*Data provided*.
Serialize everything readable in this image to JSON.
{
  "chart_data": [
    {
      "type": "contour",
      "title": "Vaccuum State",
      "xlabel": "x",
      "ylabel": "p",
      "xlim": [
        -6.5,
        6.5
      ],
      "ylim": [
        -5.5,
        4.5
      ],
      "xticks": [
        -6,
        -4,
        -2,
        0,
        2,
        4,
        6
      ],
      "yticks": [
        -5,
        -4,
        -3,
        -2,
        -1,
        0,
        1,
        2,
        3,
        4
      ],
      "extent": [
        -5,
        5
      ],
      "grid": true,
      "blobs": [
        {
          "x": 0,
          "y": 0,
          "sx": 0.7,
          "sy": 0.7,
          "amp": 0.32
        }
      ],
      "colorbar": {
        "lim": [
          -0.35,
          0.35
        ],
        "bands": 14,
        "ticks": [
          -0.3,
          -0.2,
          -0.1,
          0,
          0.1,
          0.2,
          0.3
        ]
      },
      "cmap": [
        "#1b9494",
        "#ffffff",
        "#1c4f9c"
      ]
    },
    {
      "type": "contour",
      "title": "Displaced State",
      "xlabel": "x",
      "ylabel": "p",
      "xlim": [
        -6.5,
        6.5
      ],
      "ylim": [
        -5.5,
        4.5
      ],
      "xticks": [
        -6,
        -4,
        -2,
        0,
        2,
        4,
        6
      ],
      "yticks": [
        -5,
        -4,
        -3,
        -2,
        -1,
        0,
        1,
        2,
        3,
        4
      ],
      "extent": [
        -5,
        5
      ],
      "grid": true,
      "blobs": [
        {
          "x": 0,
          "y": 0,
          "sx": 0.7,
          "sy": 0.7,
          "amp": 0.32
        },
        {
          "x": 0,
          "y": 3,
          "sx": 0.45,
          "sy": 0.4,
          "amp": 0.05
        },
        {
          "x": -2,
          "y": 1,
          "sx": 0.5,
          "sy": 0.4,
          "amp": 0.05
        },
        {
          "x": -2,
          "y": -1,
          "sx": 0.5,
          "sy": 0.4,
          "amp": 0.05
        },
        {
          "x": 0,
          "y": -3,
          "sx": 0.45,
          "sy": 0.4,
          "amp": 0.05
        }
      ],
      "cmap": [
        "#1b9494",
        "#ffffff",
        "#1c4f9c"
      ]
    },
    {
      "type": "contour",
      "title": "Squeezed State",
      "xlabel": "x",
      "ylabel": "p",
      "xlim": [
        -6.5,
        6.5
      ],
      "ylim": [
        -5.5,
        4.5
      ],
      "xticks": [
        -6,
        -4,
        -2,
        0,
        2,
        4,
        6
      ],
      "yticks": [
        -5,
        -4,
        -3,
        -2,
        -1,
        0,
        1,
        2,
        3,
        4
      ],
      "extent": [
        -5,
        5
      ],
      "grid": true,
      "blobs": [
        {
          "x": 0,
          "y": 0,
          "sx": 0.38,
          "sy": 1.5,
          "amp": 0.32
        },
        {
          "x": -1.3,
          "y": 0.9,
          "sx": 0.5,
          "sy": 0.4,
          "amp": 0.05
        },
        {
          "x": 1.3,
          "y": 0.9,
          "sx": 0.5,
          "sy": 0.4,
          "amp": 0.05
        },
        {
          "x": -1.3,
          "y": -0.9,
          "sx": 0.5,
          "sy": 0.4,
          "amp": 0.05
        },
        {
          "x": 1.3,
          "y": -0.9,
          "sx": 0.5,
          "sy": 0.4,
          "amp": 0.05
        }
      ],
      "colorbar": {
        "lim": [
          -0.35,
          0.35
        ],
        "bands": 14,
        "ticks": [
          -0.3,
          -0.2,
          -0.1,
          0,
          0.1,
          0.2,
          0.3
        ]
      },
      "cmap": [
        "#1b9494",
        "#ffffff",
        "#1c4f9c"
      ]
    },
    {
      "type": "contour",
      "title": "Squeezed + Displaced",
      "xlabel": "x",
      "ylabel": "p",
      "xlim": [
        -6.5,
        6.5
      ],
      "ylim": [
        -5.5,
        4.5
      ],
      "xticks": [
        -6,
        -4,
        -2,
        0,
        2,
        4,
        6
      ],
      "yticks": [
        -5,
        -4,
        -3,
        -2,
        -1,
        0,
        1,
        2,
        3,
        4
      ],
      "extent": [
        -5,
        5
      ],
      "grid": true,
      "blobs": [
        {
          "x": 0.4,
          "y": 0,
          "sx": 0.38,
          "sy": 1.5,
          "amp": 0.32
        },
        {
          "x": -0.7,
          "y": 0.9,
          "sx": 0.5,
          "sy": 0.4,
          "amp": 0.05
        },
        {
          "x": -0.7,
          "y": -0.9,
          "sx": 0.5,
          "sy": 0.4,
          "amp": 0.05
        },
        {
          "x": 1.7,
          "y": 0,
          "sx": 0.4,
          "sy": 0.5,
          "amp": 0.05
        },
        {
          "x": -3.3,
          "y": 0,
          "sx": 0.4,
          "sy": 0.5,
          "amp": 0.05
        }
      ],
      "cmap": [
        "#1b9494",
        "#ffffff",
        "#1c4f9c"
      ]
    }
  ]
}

*Exercise aim*. Search the records above for the string "Displaced". Copy every line that contains it.

*Answer to the exercise*.
      "title": "Displaced State",
      "title": "Squeezed + Displaced",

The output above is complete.